This is a combined production, drilling and accommodation platform which was installed during 1972 in 70 metres of water, 2.3 kilometres north of the central Ekofisk Complex. The platform came on stream in 1974.
Brief facts:
Combined production, drilling and accommodation platform
Installed in 1972
On stream 1 October 1974
Also called Ekofisk Bravo and known for the Bravo blowout in 1977
— Ekofisk 2/4 B. Photo: Husmo Foto/Norwegian Petroleum Museum
Collision damage to one of the jacket legs delayed the installation process. It was not until May 1973 that the jacket had been fully piled and was ready to accept the topside modules.
However, progress was then rapid and all the modules were lifted on board during June-July. Three months of hook-up and commissioning followed before the first of the two derricks – rig 41 – spudded the first production well. The second derrick required more work, and first became operational in December.
A trial project for water injection in the Cretaceous formation began via well 2/4 B-16 in April 1981. The aim was to assess whether waterflooding across the whole field could improve oil recovery. Positive results from the trial led to a decision to adopt this approach.
In April 1985, it was also decided to extend waterflooding to the Danian structure using the same equipment as with the Cretaceous formation.
Ekofisk 2/4 K was installed alongside 2/4 B in 1986 to inject water in the northern part of the reservoir, and Ekofisk 2/4 W was installed on a bridge support south of Ekofisk 2/4 FTP for injecting water in the southern area.
Ekofisk 2/4 B and 2/4 K were integrated operationally in January 1995 as Ekofisk 2/4 K-B. Both platforms were thereafter run from the 2/4 K control room.
One of the 2/4 B derricks was removed first, followed by the second in 1997. The 68-bed accommodation module was taken away after 2/4 K had been installed. A bridge now connects the two platforms.
Three oil and gas pipelines of 10, 18 and 22 inches respectively connected 2/4 B to 2/4 FTP. An eight-inch Coflexip umbilical was laid to 2/4 C in 1985. The platform weighs about 12 000 tonnes.
An uncontrolled blowout of oil and gas occurred from 2/4 B in April 1977. Well B-14 needed a workover, which meant pulling out the 3 000 metres of production tubing. The blowout preventer failed during this operation, and it took a week to bring the well back under control. See the article on the Bravo blowout in the history section.

GIVEN REQUEST A >>
What is the approximate weight of the platform, according to the Ekofisk 2/4 B description?

Layout records
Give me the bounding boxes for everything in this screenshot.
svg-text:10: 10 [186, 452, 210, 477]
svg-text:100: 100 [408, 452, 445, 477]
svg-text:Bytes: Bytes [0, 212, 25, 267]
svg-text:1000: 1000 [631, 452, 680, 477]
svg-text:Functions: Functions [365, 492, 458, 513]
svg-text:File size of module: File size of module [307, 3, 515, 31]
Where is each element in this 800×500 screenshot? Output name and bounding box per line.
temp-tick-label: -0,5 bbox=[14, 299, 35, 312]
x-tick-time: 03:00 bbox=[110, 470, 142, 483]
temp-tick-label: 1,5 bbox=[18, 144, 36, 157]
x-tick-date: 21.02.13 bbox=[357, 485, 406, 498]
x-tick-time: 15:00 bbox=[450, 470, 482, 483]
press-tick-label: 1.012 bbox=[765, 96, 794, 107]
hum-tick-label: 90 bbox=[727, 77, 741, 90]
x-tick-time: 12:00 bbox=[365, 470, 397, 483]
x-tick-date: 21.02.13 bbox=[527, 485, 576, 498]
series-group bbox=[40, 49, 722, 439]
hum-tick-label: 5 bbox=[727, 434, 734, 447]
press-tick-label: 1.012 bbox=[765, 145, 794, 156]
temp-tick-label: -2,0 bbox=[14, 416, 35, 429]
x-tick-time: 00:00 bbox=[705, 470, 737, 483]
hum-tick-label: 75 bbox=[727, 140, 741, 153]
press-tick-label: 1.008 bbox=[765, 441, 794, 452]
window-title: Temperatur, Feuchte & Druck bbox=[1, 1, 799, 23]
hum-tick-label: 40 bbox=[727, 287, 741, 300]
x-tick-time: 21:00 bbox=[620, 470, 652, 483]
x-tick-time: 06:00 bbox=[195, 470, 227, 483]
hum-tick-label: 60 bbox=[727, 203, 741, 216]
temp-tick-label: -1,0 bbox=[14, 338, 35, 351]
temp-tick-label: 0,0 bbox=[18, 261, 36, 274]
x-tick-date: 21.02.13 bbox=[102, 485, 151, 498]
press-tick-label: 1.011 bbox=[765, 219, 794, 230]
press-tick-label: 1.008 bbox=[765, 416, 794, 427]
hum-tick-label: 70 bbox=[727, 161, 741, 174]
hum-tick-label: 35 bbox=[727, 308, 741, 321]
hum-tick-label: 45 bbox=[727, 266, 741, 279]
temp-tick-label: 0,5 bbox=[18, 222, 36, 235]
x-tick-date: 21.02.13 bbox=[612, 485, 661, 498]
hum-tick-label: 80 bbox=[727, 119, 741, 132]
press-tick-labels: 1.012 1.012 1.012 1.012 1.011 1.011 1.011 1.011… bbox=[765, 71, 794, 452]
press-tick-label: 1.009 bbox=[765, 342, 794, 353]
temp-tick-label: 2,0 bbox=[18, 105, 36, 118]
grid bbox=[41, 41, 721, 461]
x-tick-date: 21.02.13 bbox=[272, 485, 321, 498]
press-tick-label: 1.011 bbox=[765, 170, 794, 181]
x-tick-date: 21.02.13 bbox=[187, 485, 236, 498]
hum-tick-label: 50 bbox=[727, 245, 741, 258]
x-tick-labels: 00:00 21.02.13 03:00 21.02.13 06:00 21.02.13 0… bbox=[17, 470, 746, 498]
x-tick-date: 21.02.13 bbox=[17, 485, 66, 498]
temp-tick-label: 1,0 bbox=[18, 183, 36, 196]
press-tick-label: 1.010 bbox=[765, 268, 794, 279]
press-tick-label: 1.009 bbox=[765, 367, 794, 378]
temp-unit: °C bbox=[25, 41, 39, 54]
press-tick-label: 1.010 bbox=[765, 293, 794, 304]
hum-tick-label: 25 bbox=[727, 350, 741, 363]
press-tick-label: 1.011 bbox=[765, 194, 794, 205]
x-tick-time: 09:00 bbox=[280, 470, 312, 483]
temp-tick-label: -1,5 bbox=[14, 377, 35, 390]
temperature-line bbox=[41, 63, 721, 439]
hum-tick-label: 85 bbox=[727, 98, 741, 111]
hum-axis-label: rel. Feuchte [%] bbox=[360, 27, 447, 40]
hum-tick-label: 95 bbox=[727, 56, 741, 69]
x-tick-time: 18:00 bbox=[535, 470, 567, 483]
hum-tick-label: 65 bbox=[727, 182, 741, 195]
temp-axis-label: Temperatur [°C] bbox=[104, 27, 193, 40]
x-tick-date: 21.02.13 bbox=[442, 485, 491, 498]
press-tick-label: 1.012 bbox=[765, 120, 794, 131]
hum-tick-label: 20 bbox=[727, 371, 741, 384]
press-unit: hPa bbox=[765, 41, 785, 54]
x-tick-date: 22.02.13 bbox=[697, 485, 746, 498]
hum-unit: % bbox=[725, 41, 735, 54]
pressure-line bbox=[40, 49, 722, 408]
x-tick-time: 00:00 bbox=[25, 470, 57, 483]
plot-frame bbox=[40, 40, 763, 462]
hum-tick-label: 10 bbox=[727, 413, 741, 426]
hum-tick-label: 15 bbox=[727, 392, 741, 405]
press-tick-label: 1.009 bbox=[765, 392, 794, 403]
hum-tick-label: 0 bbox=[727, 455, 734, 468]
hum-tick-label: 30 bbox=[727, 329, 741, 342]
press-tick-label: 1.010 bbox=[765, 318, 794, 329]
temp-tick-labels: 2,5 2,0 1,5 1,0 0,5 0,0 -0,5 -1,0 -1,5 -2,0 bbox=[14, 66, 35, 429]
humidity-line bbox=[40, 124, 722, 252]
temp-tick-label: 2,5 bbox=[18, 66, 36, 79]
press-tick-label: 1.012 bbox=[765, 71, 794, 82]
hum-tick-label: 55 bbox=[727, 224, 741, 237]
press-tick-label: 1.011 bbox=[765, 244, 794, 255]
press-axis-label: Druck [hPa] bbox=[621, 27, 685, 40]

GIVEN REQUEST B >>
Copy out the layout records word for word, from their first line through the line containing "hum-tick-label: 80 bbox=[727, 119, 741, 132]", with both of those lines included.

WRITTEN REPLY A >>
About 12 000 tonnes.

WRITTEN REPLY B >>
Give me the bounding boxes for everything in this screenshot.
svg-text:10: 10 [186, 452, 210, 477]
svg-text:100: 100 [408, 452, 445, 477]
svg-text:Bytes: Bytes [0, 212, 25, 267]
svg-text:1000: 1000 [631, 452, 680, 477]
svg-text:Functions: Functions [365, 492, 458, 513]
svg-text:File size of module: File size of module [307, 3, 515, 31]
Where is each element in this 800×500 screenshot? Output name and bounding box per line.
temp-tick-label: -0,5 bbox=[14, 299, 35, 312]
x-tick-time: 03:00 bbox=[110, 470, 142, 483]
temp-tick-label: 1,5 bbox=[18, 144, 36, 157]
x-tick-date: 21.02.13 bbox=[357, 485, 406, 498]
x-tick-time: 15:00 bbox=[450, 470, 482, 483]
press-tick-label: 1.012 bbox=[765, 96, 794, 107]
hum-tick-label: 90 bbox=[727, 77, 741, 90]
x-tick-time: 12:00 bbox=[365, 470, 397, 483]
x-tick-date: 21.02.13 bbox=[527, 485, 576, 498]
series-group bbox=[40, 49, 722, 439]
hum-tick-label: 5 bbox=[727, 434, 734, 447]
press-tick-label: 1.012 bbox=[765, 145, 794, 156]
temp-tick-label: -2,0 bbox=[14, 416, 35, 429]
x-tick-time: 00:00 bbox=[705, 470, 737, 483]
hum-tick-label: 75 bbox=[727, 140, 741, 153]
press-tick-label: 1.008 bbox=[765, 441, 794, 452]
window-title: Temperatur, Feuchte & Druck bbox=[1, 1, 799, 23]
hum-tick-label: 40 bbox=[727, 287, 741, 300]
x-tick-time: 21:00 bbox=[620, 470, 652, 483]
x-tick-time: 06:00 bbox=[195, 470, 227, 483]
hum-tick-label: 60 bbox=[727, 203, 741, 216]
temp-tick-label: -1,0 bbox=[14, 338, 35, 351]
temp-tick-label: 0,0 bbox=[18, 261, 36, 274]
x-tick-date: 21.02.13 bbox=[102, 485, 151, 498]
press-tick-label: 1.011 bbox=[765, 219, 794, 230]
press-tick-label: 1.008 bbox=[765, 416, 794, 427]
hum-tick-label: 70 bbox=[727, 161, 741, 174]
hum-tick-label: 35 bbox=[727, 308, 741, 321]
hum-tick-label: 45 bbox=[727, 266, 741, 279]
temp-tick-label: 0,5 bbox=[18, 222, 36, 235]
x-tick-date: 21.02.13 bbox=[612, 485, 661, 498]
hum-tick-label: 80 bbox=[727, 119, 741, 132]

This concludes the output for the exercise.